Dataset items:
▬▬▬▬▬▬▬▬▬▬
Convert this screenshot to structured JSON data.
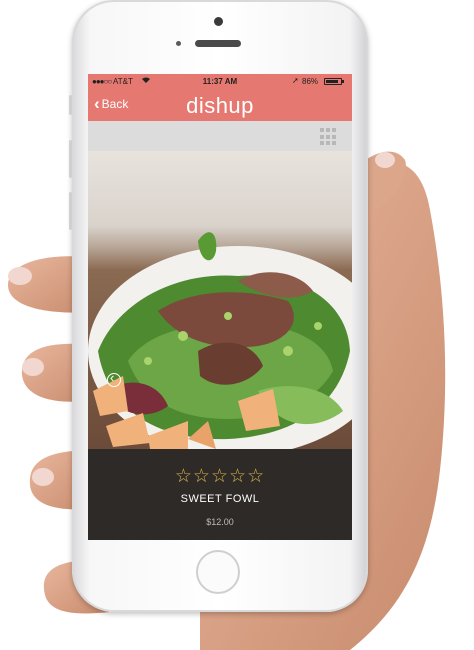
{
  "status": {
    "carrier": "AT&T",
    "time": "11:37 AM",
    "battery": "86%"
  },
  "nav": {
    "back_label": "Back",
    "logo_text": "dishup"
  },
  "dish": {
    "name": "SWEET FOWL",
    "price": "$12.00",
    "rating": 0,
    "max_rating": 5
  },
  "colors": {
    "brand": "#e57870",
    "star": "#d9b44a",
    "info_bg": "#2e2a27"
  }
}
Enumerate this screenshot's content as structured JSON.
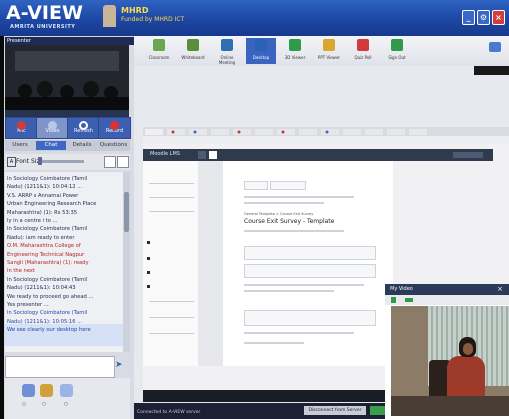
▬▬▬▬▬▬▬▬▬▬
**TASK DIRECTIONS**: Extract the text of all the records above verbatim, excluding pictures.

**FULL OUTPUT**:
Convert this screenshot to structured JSON data.
{
  "status": {
    "carrier": "AT&T",
    "time": "11:37 AM",
    "battery": "86%"
  },
  "nav": {
    "back_label": "Back",
    "logo_text": "dishup"
  },
  "dish": {
    "name": "SWEET FOWL",
    "price": "$12.00",
    "rating": 0,
    "max_rating": 5
  },
  "colors": {
    "brand": "#e57870",
    "star": "#d9b44a",
    "info_bg": "#2e2a27"
  }
}
Enumerate this screenshot's content as structured JSON.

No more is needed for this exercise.